[Recorded data]
##############################

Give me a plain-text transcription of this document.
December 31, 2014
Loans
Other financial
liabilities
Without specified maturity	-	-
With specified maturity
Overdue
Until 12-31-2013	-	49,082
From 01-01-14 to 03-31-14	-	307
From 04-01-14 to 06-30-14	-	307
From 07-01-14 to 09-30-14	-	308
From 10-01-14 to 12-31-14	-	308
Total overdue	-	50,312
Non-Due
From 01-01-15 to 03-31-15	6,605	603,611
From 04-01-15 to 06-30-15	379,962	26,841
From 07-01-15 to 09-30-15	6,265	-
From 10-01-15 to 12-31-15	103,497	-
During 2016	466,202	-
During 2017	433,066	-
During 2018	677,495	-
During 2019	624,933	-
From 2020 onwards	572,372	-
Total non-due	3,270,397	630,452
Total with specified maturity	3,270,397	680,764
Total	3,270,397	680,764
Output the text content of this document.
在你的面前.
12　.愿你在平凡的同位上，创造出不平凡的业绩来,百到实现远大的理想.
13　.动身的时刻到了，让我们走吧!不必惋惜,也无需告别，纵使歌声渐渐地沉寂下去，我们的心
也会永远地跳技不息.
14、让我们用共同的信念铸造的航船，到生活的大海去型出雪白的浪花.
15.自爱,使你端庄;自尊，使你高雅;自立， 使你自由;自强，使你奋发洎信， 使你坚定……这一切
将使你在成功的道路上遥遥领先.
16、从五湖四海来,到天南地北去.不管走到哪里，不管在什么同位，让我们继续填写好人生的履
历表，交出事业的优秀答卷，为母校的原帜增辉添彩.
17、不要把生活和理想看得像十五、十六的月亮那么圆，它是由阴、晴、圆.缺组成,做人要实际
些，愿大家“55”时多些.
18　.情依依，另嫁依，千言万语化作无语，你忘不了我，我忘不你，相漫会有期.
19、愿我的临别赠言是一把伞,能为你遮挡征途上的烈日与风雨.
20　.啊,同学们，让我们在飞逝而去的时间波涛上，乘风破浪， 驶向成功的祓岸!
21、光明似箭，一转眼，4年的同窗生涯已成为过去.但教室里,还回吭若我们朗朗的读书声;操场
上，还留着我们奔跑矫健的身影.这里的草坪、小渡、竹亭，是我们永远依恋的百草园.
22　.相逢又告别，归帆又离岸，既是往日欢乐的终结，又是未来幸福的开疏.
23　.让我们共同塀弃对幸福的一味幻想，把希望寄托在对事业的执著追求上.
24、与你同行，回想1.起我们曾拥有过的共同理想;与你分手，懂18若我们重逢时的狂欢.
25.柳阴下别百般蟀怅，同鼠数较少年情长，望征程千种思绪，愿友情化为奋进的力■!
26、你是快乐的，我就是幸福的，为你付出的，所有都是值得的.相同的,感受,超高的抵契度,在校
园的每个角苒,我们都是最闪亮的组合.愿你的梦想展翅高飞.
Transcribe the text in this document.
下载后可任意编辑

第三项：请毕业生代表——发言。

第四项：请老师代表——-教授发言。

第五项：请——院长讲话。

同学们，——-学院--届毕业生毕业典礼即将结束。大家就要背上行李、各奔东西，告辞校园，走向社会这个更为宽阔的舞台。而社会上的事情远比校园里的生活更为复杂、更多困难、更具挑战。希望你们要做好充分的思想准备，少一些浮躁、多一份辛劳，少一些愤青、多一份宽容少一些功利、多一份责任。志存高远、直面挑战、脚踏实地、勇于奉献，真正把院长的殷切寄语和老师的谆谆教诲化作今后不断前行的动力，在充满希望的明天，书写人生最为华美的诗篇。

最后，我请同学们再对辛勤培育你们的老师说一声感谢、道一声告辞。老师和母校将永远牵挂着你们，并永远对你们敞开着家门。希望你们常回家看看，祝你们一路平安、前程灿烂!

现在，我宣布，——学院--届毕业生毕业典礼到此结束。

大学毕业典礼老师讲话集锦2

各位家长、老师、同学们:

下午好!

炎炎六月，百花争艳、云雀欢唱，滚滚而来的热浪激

##############################

Task >>
From the line containing "Transcribe the text in this document." to the last line of the material, please quote every line exactly and only those.

Response to this exercise >>
Transcribe the text in this document.
下载后可任意编辑

第三项：请毕业生代表——发言。

第四项：请老师代表——-教授发言。

第五项：请——院长讲话。

同学们，——-学院--届毕业生毕业典礼即将结束。大家就要背上行李、各奔东西，告辞校园，走向社会这个更为宽阔的舞台。而社会上的事情远比校园里的生活更为复杂、更多困难、更具挑战。希望你们要做好充分的思想准备，少一些浮躁、多一份辛劳，少一些愤青、多一份宽容少一些功利、多一份责任。志存高远、直面挑战、脚踏实地、勇于奉献，真正把院长的殷切寄语和老师的谆谆教诲化作今后不断前行的动力，在充满希望的明天，书写人生最为华美的诗篇。

最后，我请同学们再对辛勤培育你们的老师说一声感谢、道一声告辞。老师和母校将永远牵挂着你们，并永远对你们敞开着家门。希望你们常回家看看，祝你们一路平安、前程灿烂!

现在，我宣布，——学院--届毕业生毕业典礼到此结束。

大学毕业典礼老师讲话集锦2

各位家长、老师、同学们:

下午好!

炎炎六月，百花争艳、云雀欢唱，滚滚而来的热浪激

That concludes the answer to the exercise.